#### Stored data

=====

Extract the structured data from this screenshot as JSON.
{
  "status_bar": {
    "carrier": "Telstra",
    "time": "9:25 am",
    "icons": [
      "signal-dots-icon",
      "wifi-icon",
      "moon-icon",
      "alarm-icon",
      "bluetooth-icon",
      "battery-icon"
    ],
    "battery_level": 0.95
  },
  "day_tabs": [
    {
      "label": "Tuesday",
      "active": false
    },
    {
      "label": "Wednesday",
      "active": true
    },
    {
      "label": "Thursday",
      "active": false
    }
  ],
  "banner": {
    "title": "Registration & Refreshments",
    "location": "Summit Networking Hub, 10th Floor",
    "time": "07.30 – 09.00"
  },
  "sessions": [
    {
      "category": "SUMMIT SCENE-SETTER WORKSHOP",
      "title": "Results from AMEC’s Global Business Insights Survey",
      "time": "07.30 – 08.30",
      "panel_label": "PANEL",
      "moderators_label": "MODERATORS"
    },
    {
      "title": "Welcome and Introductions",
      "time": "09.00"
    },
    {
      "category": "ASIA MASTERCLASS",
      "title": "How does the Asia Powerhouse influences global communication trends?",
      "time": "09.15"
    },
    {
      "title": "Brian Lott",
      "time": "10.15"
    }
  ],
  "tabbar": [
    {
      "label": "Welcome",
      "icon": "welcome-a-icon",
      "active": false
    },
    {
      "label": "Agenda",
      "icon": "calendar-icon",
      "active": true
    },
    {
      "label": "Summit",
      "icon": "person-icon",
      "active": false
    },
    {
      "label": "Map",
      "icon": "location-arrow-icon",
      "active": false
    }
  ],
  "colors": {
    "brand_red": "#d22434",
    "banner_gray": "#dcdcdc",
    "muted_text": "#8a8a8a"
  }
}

=====

#### Task statement
Write the material out exactly, with nothing left out.

#### Task result
Extract the structured data from this screenshot as JSON.
{
  "status_bar": {
    "carrier": "Telstra",
    "time": "9:25 am",
    "icons": [
      "signal-dots-icon",
      "wifi-icon",
      "moon-icon",
      "alarm-icon",
      "bluetooth-icon",
      "battery-icon"
    ],
    "battery_level": 0.95
  },
  "day_tabs": [
    {
      "label": "Tuesday",
      "active": false
    },
    {
      "label": "Wednesday",
      "active": true
    },
    {
      "label": "Thursday",
      "active": false
    }
  ],
  "banner": {
    "title": "Registration & Refreshments",
    "location": "Summit Networking Hub, 10th Floor",
    "time": "07.30 – 09.00"
  },
  "sessions": [
    {
      "category": "SUMMIT SCENE-SETTER WORKSHOP",
      "title": "Results from AMEC’s Global Business Insights Survey",
      "time": "07.30 – 08.30",
      "panel_label": "PANEL",
      "moderators_label": "MODERATORS"
    },
    {
      "title": "Welcome and Introductions",
      "time": "09.00"
    },
    {
      "category": "ASIA MASTERCLASS",
      "title": "How does the Asia Powerhouse influences global communication trends?",
      "time": "09.15"
    },
    {
      "title": "Brian Lott",
      "time": "10.15"
    }
  ],
  "tabbar": [
    {
      "label": "Welcome",
      "icon": "welcome-a-icon",
      "active": false
    },
    {
      "label": "Agenda",
      "icon": "calendar-icon",
      "active": true
    },
    {
      "label": "Summit",
      "icon": "person-icon",
      "active": false
    },
    {
      "label": "Map",
      "icon": "location-arrow-icon",
      "active": false
    }
  ],
  "colors": {
    "brand_red": "#d22434",
    "banner_gray": "#dcdcdc",
    "muted_text": "#8a8a8a"
  }
}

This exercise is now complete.